» **Exercise data**

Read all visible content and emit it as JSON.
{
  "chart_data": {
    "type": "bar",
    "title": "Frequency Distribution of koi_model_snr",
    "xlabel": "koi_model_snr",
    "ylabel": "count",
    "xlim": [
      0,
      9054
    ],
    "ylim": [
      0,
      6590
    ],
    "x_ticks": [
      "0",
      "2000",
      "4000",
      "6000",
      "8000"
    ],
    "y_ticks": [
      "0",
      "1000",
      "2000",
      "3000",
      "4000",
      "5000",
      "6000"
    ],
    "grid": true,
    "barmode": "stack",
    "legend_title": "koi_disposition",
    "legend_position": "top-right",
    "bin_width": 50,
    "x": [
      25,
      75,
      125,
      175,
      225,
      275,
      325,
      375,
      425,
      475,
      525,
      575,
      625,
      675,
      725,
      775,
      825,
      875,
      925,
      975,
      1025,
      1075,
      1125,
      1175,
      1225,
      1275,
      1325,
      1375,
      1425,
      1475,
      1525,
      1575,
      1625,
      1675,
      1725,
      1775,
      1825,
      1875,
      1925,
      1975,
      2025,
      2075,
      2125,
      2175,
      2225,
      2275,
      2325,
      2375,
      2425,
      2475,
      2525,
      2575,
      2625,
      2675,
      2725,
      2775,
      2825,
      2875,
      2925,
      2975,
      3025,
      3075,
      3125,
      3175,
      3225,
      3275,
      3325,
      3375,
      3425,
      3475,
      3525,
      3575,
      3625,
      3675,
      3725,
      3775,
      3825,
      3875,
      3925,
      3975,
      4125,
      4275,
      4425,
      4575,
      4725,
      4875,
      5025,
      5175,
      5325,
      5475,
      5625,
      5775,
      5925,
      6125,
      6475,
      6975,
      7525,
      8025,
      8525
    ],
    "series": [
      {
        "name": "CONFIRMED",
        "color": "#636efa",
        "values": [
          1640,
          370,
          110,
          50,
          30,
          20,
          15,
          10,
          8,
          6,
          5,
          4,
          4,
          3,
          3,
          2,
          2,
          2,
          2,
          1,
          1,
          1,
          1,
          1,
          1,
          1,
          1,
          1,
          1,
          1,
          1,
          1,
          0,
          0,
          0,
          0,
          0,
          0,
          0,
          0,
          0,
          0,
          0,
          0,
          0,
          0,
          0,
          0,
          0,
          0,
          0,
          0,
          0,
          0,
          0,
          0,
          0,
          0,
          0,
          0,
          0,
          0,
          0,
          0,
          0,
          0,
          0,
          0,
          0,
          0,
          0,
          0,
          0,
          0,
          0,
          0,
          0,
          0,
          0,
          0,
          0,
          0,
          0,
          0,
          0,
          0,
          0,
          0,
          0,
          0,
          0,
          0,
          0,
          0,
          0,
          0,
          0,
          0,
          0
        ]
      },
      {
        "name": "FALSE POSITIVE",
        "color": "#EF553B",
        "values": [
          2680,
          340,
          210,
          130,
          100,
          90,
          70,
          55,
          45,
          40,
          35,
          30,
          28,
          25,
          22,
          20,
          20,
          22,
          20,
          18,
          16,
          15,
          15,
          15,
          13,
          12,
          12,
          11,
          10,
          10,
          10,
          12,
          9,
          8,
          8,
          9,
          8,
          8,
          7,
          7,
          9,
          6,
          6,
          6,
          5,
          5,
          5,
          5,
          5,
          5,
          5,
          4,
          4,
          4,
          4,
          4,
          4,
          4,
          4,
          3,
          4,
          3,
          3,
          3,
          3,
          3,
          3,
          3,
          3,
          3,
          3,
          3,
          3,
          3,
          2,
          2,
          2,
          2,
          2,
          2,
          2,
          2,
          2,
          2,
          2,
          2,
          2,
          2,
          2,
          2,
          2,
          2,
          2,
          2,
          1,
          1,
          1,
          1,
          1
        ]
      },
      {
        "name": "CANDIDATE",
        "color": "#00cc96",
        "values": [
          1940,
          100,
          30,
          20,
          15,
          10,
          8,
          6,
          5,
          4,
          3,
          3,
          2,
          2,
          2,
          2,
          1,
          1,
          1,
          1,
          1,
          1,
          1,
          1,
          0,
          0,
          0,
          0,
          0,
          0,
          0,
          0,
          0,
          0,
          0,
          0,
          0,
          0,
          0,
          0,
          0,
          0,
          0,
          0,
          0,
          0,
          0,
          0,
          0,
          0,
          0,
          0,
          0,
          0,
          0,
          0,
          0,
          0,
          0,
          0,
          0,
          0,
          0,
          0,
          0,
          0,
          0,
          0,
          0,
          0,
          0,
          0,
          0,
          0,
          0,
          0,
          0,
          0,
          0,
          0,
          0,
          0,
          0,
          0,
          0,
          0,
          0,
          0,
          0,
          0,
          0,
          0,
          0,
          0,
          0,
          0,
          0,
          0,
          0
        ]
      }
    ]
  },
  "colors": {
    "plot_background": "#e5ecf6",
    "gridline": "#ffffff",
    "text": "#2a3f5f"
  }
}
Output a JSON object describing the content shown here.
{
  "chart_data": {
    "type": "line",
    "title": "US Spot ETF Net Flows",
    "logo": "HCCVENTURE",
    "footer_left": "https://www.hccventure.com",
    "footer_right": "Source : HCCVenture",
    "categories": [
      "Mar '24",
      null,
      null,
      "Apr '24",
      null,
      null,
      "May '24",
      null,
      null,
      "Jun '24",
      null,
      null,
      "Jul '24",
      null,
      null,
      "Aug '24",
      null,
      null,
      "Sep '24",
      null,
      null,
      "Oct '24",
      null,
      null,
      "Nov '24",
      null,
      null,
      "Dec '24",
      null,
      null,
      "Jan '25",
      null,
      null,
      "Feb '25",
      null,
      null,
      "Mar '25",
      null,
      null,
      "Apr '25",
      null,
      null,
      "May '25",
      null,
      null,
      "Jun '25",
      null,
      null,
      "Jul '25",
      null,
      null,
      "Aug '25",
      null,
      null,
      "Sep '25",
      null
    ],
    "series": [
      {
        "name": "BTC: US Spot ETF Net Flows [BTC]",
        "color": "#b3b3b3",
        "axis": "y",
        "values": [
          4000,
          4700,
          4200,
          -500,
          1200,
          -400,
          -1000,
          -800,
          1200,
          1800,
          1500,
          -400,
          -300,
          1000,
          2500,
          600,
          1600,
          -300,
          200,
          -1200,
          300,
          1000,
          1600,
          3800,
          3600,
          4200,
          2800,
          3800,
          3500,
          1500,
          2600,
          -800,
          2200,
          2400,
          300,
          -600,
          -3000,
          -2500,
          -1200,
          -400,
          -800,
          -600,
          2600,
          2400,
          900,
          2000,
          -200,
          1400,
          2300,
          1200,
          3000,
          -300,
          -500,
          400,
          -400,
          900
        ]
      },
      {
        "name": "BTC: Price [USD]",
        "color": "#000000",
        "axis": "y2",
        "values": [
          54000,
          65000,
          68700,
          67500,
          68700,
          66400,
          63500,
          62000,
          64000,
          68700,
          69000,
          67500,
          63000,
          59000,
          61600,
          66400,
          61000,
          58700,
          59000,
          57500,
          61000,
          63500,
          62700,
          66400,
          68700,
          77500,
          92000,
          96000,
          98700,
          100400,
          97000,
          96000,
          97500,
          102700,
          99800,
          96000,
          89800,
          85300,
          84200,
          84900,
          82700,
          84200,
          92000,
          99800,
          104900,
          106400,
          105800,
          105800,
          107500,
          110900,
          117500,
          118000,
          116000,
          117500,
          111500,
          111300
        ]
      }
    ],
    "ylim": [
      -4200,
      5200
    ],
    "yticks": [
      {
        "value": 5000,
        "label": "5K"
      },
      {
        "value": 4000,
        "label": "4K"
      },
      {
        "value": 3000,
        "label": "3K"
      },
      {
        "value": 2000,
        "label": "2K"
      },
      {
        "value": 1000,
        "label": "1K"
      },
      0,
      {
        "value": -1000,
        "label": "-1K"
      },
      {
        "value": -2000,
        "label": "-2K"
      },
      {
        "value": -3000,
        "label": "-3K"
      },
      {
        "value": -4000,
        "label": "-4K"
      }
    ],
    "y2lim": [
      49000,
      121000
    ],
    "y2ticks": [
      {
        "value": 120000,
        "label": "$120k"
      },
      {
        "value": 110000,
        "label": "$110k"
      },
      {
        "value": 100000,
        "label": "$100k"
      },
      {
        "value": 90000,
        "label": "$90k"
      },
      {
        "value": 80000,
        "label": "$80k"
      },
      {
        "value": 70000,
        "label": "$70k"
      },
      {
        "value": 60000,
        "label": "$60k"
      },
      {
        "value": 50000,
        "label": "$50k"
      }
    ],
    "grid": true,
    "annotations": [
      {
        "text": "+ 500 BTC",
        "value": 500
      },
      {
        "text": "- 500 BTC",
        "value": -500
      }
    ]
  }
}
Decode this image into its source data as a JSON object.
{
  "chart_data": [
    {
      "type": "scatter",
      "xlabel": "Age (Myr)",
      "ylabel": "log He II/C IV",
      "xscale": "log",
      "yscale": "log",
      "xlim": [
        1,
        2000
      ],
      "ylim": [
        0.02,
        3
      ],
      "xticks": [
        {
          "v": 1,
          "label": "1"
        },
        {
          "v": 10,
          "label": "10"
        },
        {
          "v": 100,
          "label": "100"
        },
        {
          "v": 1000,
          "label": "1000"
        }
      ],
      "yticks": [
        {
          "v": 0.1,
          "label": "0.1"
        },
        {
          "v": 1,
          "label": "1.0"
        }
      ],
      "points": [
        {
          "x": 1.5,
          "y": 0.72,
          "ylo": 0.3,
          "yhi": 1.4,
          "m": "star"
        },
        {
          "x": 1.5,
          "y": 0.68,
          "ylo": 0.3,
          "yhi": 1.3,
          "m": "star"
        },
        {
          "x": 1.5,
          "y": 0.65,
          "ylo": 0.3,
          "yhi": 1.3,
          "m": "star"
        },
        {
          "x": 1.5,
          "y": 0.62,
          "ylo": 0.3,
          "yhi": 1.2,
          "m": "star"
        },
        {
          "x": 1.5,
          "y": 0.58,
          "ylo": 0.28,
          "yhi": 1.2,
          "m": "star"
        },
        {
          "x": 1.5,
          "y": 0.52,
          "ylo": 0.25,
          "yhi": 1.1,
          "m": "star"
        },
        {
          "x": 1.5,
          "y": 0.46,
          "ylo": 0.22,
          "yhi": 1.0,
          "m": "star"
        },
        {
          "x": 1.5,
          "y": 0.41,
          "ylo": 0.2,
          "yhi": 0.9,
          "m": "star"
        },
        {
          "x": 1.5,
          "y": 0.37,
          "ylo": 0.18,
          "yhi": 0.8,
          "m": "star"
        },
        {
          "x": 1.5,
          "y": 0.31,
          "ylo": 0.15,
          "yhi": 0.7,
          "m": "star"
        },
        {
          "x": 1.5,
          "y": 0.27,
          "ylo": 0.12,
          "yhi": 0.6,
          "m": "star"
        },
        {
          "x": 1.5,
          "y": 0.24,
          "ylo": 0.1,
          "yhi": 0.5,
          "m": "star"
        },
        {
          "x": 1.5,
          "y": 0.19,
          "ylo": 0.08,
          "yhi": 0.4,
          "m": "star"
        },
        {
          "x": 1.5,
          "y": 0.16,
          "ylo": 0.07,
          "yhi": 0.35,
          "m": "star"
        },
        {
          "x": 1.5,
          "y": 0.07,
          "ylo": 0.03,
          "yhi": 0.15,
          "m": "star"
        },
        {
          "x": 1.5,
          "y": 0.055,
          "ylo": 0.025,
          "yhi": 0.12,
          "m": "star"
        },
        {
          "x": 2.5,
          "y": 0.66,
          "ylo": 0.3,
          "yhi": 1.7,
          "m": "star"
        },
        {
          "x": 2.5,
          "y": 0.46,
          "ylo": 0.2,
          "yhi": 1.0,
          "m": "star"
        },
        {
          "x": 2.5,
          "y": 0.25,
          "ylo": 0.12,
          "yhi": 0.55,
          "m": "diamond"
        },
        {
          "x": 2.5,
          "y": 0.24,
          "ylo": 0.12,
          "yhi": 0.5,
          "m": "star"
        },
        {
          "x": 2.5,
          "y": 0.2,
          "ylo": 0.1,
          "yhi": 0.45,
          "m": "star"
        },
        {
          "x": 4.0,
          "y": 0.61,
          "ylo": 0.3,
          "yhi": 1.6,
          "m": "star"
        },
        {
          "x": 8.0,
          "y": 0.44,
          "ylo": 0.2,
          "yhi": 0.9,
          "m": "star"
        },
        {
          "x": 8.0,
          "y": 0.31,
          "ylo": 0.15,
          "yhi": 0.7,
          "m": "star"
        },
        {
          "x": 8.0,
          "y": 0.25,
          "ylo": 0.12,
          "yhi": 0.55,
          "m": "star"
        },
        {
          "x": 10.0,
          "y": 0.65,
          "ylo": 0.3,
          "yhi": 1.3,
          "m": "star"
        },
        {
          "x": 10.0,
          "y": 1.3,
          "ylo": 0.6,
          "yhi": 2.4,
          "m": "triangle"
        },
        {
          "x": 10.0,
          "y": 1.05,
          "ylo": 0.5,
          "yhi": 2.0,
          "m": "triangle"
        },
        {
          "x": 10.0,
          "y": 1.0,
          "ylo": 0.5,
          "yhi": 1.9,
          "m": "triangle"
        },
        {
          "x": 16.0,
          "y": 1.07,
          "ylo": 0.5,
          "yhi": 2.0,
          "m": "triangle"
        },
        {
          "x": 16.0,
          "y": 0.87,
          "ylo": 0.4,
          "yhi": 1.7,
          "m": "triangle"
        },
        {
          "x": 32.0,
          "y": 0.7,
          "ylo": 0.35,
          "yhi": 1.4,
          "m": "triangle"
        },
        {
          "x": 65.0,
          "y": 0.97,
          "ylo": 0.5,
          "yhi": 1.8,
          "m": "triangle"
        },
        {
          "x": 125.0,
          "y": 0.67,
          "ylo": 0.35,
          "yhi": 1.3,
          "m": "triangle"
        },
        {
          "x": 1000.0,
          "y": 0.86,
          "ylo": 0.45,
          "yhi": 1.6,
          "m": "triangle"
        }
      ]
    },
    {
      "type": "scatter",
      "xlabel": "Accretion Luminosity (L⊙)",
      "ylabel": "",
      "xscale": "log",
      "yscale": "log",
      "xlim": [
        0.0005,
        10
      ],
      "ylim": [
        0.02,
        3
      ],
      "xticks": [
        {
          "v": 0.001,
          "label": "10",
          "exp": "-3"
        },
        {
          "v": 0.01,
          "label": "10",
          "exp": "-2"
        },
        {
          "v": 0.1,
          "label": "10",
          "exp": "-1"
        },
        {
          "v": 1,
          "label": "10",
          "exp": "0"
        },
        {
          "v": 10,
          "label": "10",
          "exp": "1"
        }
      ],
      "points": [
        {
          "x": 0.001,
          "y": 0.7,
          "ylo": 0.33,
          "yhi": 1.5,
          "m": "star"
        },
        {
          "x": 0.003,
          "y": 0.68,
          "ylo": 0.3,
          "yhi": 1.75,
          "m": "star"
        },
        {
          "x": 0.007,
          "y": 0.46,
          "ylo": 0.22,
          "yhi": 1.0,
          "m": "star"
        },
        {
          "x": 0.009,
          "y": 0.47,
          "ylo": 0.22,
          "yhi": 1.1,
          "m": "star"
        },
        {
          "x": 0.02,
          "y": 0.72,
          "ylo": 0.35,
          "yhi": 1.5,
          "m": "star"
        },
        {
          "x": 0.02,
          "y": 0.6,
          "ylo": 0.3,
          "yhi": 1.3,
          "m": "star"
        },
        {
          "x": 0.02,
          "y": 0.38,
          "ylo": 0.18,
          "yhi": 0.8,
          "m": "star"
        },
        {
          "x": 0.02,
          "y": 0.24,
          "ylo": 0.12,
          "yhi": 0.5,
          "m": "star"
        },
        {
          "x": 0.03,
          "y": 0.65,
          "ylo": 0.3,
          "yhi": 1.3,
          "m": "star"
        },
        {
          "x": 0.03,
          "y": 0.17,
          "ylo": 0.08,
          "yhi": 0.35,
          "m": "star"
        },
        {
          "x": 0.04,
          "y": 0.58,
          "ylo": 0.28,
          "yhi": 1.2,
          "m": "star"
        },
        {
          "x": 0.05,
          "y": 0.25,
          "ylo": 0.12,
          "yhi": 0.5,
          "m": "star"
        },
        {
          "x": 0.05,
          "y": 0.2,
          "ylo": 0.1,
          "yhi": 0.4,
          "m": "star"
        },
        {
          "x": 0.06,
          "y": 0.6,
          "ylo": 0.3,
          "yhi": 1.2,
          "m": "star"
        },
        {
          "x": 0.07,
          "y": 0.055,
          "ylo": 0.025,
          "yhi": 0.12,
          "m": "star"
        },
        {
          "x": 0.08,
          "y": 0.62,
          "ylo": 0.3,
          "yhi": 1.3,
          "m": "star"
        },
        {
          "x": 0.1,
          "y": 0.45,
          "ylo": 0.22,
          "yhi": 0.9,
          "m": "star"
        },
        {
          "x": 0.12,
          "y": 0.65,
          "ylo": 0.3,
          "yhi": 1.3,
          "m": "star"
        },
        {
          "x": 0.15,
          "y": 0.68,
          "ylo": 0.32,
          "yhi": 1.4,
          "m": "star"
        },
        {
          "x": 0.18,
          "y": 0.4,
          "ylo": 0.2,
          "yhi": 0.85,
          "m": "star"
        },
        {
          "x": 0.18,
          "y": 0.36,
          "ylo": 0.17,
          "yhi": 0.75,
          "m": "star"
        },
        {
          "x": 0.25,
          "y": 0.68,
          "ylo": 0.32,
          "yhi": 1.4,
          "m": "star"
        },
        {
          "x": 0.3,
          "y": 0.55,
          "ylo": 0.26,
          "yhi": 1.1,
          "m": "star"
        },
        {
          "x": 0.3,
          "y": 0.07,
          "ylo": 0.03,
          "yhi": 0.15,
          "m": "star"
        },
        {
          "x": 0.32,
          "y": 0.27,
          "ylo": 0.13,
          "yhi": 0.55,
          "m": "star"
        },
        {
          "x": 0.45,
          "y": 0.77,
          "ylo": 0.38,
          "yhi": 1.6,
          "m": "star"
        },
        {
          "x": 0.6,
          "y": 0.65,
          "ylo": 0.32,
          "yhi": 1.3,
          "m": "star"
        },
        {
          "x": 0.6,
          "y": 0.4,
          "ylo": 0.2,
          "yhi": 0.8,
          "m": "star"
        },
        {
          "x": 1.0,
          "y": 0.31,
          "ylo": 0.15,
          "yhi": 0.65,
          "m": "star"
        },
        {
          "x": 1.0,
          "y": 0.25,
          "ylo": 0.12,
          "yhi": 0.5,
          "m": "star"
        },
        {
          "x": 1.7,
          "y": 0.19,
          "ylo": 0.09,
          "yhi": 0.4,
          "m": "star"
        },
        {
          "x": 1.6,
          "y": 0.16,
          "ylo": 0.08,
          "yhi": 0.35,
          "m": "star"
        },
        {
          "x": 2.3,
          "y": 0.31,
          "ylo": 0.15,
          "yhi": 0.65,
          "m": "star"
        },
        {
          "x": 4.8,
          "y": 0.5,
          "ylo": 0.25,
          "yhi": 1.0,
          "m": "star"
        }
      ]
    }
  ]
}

» **Request**
Which lines contain "text"? Copy each of them.

» **Result of this exercise**
    "text": "#2a3f5f"
        "text": "+ 500 BTC",
        "text": "- 500 BTC",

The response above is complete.